EXERCISE ▸
Return the records in full, exactly as given.

Collection entries:
-- Begin --

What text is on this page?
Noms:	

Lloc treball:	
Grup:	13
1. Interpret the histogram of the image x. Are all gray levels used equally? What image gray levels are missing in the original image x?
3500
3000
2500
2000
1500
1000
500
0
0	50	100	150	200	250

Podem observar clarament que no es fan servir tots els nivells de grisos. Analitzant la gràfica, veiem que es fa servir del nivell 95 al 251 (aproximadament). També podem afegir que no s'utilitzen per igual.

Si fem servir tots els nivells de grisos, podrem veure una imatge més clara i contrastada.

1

-- End --

REPLY TO THE TASK ▸
What text is on this page?
Noms:	

Lloc treball:	
Grup:	13
1. Interpret the histogram of the image x. Are all gray levels used equally? What image gray levels are missing in the original image x?
3500
3000
2500
2000
1500
1000
500
0
0	50	100	150	200	250

Podem observar clarament que no es fan servir tots els nivells de grisos. Analitzant la gràfica, veiem que es fa servir del nivell 95 al 251 (aproximadament). També podem afegir que no s'utilitzen per igual.

Si fem servir tots els nivells de grisos, podrem veure una imatge més clara i contrastada.

1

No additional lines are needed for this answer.